Stored items from a collection:

-*-*-

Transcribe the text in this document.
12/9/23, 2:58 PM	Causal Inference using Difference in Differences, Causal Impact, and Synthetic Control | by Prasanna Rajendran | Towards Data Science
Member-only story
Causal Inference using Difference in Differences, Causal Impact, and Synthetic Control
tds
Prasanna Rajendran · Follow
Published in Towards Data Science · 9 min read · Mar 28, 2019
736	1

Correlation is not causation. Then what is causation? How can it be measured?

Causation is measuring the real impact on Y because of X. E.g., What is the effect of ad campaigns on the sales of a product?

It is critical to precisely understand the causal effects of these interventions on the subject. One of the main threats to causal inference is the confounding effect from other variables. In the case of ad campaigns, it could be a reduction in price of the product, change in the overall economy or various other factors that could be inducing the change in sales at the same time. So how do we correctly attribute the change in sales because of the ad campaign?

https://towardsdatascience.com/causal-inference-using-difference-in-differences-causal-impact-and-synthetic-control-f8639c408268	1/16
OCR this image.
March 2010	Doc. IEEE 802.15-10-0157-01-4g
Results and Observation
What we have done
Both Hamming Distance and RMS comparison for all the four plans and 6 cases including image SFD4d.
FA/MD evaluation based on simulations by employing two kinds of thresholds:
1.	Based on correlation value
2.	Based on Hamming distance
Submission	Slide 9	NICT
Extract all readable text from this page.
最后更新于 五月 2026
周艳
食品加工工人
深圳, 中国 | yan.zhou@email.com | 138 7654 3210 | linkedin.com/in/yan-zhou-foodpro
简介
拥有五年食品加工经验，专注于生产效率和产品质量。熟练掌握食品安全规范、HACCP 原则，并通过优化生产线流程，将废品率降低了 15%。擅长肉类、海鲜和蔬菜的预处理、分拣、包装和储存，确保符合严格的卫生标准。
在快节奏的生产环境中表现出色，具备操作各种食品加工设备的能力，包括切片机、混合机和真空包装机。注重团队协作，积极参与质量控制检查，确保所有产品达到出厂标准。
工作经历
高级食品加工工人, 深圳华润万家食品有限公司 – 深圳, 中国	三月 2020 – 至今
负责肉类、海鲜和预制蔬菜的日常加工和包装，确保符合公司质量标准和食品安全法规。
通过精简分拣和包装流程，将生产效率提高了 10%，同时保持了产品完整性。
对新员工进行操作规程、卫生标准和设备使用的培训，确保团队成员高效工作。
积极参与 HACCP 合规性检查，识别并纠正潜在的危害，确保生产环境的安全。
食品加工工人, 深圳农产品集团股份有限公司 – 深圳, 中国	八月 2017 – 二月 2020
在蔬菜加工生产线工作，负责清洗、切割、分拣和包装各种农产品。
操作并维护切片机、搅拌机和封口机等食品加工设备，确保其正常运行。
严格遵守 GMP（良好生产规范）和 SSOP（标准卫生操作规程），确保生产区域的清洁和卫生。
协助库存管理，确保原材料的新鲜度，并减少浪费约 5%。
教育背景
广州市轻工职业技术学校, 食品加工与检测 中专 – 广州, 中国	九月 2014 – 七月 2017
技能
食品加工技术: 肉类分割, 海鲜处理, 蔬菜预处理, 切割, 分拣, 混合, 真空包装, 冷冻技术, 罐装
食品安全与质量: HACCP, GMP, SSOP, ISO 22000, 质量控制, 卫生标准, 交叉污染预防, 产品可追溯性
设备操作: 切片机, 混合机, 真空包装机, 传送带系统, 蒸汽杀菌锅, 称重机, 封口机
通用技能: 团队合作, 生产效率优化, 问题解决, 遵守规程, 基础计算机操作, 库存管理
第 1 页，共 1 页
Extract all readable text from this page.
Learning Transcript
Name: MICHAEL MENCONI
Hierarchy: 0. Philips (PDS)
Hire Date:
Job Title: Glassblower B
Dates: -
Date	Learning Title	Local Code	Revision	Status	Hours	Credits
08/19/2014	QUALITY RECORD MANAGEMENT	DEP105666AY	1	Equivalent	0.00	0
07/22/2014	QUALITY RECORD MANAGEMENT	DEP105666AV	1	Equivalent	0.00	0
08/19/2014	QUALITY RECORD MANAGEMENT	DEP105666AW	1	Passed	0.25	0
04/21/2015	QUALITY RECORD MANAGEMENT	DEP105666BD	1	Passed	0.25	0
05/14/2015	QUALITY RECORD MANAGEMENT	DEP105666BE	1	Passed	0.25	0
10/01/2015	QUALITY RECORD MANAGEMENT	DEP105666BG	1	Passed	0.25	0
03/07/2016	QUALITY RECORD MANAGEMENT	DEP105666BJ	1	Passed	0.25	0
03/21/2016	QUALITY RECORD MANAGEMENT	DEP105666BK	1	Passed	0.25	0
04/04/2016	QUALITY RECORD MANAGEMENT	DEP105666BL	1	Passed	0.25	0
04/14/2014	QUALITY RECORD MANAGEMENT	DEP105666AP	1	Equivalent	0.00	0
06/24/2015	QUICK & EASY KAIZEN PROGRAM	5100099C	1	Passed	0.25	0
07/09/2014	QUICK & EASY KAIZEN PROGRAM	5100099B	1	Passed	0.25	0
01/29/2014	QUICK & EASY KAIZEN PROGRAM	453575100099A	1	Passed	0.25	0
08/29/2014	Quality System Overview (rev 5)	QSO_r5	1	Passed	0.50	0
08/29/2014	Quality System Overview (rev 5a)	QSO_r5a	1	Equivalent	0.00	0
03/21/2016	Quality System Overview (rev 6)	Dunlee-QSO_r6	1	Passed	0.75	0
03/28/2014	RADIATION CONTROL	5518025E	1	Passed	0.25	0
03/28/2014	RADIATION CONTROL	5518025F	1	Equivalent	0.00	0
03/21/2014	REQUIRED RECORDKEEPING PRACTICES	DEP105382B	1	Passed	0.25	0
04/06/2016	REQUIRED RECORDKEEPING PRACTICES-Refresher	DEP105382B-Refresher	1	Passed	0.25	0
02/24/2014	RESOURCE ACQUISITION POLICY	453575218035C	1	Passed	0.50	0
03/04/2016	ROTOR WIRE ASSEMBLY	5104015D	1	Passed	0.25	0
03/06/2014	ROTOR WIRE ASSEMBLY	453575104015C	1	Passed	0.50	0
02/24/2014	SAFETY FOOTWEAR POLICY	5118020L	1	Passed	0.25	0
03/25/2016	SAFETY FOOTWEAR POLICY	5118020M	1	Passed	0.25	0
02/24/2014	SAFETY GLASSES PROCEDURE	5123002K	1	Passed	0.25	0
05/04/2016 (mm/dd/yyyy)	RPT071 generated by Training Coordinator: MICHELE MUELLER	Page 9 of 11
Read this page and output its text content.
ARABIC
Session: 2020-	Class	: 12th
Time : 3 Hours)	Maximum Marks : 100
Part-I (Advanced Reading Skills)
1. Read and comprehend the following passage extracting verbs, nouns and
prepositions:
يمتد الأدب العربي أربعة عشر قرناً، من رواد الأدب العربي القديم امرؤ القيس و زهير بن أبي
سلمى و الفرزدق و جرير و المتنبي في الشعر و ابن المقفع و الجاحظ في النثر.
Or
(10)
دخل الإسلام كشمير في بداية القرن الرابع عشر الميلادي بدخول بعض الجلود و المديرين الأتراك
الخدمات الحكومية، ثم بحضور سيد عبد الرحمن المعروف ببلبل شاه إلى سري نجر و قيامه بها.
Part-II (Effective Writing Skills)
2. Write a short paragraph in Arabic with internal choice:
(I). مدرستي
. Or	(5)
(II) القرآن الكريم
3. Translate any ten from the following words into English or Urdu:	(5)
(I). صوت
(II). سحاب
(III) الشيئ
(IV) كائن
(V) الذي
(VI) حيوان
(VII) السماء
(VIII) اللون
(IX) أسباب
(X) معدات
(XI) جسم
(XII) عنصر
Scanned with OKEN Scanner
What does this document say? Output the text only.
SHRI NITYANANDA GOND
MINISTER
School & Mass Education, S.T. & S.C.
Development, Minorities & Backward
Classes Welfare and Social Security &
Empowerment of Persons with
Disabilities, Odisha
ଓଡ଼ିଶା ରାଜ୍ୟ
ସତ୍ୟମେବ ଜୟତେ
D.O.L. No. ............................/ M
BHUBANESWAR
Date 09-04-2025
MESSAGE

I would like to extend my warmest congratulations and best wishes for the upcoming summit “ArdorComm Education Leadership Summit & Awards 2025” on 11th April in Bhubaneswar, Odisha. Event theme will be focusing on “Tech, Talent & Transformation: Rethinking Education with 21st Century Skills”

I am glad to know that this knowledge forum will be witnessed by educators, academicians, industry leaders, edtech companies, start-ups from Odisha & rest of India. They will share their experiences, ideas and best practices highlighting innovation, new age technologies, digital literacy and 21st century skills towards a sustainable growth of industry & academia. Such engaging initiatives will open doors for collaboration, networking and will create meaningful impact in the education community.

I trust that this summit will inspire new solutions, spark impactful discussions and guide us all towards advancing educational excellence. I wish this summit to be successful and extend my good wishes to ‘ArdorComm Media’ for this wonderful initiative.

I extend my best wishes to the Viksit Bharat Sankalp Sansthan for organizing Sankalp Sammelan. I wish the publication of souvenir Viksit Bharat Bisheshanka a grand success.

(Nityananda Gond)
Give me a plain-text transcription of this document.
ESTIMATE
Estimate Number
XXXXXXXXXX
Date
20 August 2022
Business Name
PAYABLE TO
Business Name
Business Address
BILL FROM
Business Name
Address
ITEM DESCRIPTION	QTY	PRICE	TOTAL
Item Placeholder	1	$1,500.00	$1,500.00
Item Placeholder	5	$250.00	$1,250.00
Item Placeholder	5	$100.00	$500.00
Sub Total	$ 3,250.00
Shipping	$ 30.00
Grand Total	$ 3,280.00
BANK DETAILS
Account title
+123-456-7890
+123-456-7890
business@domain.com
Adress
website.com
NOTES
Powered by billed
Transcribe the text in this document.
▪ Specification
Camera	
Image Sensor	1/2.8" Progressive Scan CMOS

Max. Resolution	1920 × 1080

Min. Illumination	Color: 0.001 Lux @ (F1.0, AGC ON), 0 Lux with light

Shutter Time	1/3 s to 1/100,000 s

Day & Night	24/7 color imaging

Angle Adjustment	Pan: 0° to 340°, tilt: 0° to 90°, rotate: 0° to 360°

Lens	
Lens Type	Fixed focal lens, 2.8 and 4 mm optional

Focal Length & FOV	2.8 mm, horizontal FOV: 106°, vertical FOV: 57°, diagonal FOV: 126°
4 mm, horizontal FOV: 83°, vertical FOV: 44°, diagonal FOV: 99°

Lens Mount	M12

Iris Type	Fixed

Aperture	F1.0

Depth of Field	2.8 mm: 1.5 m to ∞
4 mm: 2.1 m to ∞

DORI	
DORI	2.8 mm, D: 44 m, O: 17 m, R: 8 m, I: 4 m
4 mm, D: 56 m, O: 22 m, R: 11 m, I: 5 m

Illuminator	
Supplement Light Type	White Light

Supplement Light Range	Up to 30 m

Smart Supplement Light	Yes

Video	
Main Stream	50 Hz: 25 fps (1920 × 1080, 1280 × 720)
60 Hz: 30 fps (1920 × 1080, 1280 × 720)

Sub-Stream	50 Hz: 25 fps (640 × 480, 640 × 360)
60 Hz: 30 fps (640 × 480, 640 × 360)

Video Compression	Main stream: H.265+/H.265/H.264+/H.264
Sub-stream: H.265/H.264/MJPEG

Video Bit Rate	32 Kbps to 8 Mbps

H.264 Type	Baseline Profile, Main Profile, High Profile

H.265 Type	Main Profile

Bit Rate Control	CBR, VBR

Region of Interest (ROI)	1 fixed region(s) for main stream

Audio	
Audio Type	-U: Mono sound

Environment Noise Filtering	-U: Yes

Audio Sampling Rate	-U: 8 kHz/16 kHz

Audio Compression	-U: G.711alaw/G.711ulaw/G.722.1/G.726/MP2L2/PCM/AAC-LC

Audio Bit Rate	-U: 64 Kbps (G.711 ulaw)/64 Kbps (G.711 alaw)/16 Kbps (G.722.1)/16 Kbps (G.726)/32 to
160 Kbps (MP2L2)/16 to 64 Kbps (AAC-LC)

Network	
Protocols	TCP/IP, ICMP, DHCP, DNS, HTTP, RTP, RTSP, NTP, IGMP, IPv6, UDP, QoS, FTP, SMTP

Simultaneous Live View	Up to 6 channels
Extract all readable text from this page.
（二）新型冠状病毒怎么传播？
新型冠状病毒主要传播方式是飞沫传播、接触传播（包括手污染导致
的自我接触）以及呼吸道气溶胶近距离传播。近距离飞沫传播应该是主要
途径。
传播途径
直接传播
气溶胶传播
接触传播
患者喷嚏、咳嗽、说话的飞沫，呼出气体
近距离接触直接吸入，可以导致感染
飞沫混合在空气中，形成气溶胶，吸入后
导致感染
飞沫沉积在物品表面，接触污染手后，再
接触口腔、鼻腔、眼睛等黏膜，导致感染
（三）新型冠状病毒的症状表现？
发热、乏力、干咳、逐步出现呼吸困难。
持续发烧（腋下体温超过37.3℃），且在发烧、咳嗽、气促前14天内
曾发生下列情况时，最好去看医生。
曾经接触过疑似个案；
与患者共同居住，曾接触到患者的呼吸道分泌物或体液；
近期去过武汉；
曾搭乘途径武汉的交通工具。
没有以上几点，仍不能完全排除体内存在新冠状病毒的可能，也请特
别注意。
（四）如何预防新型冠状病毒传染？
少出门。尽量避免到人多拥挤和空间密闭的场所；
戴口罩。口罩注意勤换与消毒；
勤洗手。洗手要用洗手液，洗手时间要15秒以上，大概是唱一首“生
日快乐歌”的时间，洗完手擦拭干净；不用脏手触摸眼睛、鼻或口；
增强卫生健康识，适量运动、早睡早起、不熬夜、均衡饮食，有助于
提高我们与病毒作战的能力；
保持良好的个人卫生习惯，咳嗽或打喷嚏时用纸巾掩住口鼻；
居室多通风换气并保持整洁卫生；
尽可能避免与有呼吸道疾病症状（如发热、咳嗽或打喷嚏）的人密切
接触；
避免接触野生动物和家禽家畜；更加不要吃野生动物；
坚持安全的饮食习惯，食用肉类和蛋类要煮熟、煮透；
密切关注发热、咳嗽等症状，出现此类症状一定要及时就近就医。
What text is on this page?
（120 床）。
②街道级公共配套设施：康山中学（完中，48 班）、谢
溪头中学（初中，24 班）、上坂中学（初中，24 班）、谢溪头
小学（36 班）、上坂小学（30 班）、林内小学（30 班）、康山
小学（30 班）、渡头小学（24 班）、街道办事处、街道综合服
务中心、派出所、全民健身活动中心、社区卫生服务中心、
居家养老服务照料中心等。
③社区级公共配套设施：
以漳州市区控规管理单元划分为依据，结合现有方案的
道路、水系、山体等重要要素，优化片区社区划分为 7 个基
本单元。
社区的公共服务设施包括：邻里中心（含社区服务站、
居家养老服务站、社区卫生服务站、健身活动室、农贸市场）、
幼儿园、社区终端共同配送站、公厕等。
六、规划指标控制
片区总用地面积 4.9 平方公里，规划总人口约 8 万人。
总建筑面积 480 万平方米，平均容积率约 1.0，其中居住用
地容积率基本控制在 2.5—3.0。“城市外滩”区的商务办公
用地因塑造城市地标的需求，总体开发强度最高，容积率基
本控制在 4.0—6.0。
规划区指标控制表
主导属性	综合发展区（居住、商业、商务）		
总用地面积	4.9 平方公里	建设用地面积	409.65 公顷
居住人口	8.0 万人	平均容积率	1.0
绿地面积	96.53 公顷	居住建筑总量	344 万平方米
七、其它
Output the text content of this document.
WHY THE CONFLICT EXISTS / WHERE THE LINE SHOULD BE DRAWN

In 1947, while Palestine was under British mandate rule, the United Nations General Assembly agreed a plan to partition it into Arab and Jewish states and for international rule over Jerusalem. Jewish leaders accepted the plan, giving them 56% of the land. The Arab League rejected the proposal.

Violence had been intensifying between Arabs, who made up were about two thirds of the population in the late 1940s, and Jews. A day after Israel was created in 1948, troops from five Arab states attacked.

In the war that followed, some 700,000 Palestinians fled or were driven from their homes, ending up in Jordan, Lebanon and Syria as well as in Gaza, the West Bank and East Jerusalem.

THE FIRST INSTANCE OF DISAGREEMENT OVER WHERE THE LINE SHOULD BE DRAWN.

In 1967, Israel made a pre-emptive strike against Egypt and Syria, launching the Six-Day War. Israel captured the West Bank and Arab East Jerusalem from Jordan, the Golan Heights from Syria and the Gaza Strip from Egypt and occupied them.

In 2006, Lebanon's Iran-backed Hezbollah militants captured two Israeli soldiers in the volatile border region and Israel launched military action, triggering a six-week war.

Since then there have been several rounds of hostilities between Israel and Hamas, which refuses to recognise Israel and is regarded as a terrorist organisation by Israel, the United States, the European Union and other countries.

-*-*-

Report only how many lines in the entries contain "diagonal".

Solution to the exercise:
2